__SET PROBLEM__: Can you copy every line of the listing below verbatim, with nothing altered, added, or left out?

__EXTRACTED DATA__:
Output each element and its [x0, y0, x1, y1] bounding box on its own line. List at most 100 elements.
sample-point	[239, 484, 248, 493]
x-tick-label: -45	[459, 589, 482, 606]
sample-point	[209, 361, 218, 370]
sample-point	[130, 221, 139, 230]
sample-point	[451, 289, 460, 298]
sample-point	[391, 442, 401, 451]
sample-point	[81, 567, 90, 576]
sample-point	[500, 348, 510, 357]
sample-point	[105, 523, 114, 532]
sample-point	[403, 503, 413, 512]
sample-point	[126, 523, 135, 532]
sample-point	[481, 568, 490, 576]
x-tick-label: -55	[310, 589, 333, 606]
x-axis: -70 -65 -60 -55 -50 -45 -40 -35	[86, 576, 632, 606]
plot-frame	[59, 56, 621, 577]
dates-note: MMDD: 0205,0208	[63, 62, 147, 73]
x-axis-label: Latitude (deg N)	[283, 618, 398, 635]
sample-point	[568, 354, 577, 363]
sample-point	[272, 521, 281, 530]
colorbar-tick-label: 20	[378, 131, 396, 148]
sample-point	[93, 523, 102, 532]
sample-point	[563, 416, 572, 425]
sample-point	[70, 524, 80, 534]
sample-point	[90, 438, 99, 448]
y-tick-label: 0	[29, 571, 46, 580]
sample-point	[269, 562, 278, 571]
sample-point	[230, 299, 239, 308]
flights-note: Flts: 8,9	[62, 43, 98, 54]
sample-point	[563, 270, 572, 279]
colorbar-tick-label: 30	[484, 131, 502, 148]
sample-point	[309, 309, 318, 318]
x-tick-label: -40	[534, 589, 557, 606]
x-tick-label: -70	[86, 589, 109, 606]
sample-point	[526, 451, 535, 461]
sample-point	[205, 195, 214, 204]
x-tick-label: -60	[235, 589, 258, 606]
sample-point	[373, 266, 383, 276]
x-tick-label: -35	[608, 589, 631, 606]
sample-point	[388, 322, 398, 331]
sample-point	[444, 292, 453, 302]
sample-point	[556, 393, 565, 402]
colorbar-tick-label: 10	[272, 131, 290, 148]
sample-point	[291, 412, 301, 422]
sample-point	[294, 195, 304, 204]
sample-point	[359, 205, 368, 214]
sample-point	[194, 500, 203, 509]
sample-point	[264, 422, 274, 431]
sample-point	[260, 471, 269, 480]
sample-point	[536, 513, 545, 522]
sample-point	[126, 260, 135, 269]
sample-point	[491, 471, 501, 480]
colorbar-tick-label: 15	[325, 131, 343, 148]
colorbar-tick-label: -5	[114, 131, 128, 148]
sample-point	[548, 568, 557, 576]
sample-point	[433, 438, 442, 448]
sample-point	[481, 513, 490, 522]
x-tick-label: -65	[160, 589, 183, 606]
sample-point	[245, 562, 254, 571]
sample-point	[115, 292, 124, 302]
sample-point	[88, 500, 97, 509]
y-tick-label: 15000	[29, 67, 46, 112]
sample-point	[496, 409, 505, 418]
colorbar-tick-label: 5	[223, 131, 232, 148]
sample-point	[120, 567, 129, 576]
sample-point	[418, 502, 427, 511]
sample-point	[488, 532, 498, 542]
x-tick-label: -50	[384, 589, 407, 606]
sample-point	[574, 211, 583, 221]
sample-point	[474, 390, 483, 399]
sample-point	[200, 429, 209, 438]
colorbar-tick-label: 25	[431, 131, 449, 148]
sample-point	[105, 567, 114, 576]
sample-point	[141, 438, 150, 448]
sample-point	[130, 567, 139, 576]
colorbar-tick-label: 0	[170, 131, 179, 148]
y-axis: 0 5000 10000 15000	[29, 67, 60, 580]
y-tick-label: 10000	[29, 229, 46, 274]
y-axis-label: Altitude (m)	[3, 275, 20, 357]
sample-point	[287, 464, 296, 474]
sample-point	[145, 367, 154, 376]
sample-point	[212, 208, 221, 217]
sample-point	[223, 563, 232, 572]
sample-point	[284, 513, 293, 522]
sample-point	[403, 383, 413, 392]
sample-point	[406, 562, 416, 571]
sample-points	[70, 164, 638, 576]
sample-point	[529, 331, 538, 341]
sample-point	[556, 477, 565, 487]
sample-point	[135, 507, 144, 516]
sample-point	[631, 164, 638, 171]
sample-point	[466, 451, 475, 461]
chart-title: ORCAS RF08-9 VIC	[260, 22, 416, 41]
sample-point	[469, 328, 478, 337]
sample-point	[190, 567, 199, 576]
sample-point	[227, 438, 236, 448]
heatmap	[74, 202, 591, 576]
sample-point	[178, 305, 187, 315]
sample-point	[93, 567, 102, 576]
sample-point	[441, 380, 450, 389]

__WRITTEN RESPONSE__:
Output each element and its [x0, y0, x1, y1] bounding box on its own line. List at most 100 elements.
sample-point	[239, 484, 248, 493]
x-tick-label: -45	[459, 589, 482, 606]
sample-point	[209, 361, 218, 370]
sample-point	[130, 221, 139, 230]
sample-point	[451, 289, 460, 298]
sample-point	[391, 442, 401, 451]
sample-point	[81, 567, 90, 576]
sample-point	[500, 348, 510, 357]
sample-point	[105, 523, 114, 532]
sample-point	[403, 503, 413, 512]
sample-point	[126, 523, 135, 532]
sample-point	[481, 568, 490, 576]
x-tick-label: -55	[310, 589, 333, 606]
x-axis: -70 -65 -60 -55 -50 -45 -40 -35	[86, 576, 632, 606]
plot-frame	[59, 56, 621, 577]
dates-note: MMDD: 0205,0208	[63, 62, 147, 73]
x-axis-label: Latitude (deg N)	[283, 618, 398, 635]
sample-point	[568, 354, 577, 363]
sample-point	[272, 521, 281, 530]
colorbar-tick-label: 20	[378, 131, 396, 148]
sample-point	[93, 523, 102, 532]
sample-point	[563, 416, 572, 425]
sample-point	[70, 524, 80, 534]
sample-point	[90, 438, 99, 448]
y-tick-label: 0	[29, 571, 46, 580]
sample-point	[269, 562, 278, 571]
sample-point	[230, 299, 239, 308]
flights-note: Flts: 8,9	[62, 43, 98, 54]
sample-point	[563, 270, 572, 279]
colorbar-tick-label: 30	[484, 131, 502, 148]
sample-point	[309, 309, 318, 318]
x-tick-label: -40	[534, 589, 557, 606]
x-tick-label: -70	[86, 589, 109, 606]
sample-point	[526, 451, 535, 461]
sample-point	[205, 195, 214, 204]
x-tick-label: -60	[235, 589, 258, 606]
sample-point	[373, 266, 383, 276]
x-tick-label: -35	[608, 589, 631, 606]
sample-point	[388, 322, 398, 331]
sample-point	[444, 292, 453, 302]
sample-point	[556, 393, 565, 402]
colorbar-tick-label: 10	[272, 131, 290, 148]
sample-point	[291, 412, 301, 422]
sample-point	[294, 195, 304, 204]
sample-point	[359, 205, 368, 214]
sample-point	[194, 500, 203, 509]
sample-point	[264, 422, 274, 431]
sample-point	[260, 471, 269, 480]
sample-point	[536, 513, 545, 522]
sample-point	[126, 260, 135, 269]
sample-point	[491, 471, 501, 480]
colorbar-tick-label: 15	[325, 131, 343, 148]
colorbar-tick-label: -5	[114, 131, 128, 148]
sample-point	[548, 568, 557, 576]
sample-point	[433, 438, 442, 448]
sample-point	[481, 513, 490, 522]
x-tick-label: -65	[160, 589, 183, 606]
sample-point	[245, 562, 254, 571]
sample-point	[115, 292, 124, 302]
sample-point	[88, 500, 97, 509]
y-tick-label: 15000	[29, 67, 46, 112]
sample-point	[496, 409, 505, 418]
colorbar-tick-label: 5	[223, 131, 232, 148]
sample-point	[120, 567, 129, 576]
sample-point	[418, 502, 427, 511]
sample-point	[488, 532, 498, 542]
x-tick-label: -50	[384, 589, 407, 606]
sample-point	[574, 211, 583, 221]
sample-point	[474, 390, 483, 399]
sample-point	[200, 429, 209, 438]
colorbar-tick-label: 25	[431, 131, 449, 148]
sample-point	[105, 567, 114, 576]
sample-point	[141, 438, 150, 448]
sample-point	[130, 567, 139, 576]
colorbar-tick-label: 0	[170, 131, 179, 148]
y-axis: 0 5000 10000 15000	[29, 67, 60, 580]
y-tick-label: 10000	[29, 229, 46, 274]
y-axis-label: Altitude (m)	[3, 275, 20, 357]
sample-point	[287, 464, 296, 474]
sample-point	[145, 367, 154, 376]
sample-point	[212, 208, 221, 217]
sample-point	[223, 563, 232, 572]
sample-point	[284, 513, 293, 522]
sample-point	[403, 383, 413, 392]
sample-point	[406, 562, 416, 571]
sample-points	[70, 164, 638, 576]
sample-point	[529, 331, 538, 341]
sample-point	[556, 477, 565, 487]
sample-point	[135, 507, 144, 516]
sample-point	[631, 164, 638, 171]
sample-point	[466, 451, 475, 461]
chart-title: ORCAS RF08-9 VIC	[260, 22, 416, 41]
sample-point	[469, 328, 478, 337]
sample-point	[190, 567, 199, 576]
sample-point	[227, 438, 236, 448]
heatmap	[74, 202, 591, 576]
sample-point	[178, 305, 187, 315]
sample-point	[93, 567, 102, 576]
sample-point	[441, 380, 450, 389]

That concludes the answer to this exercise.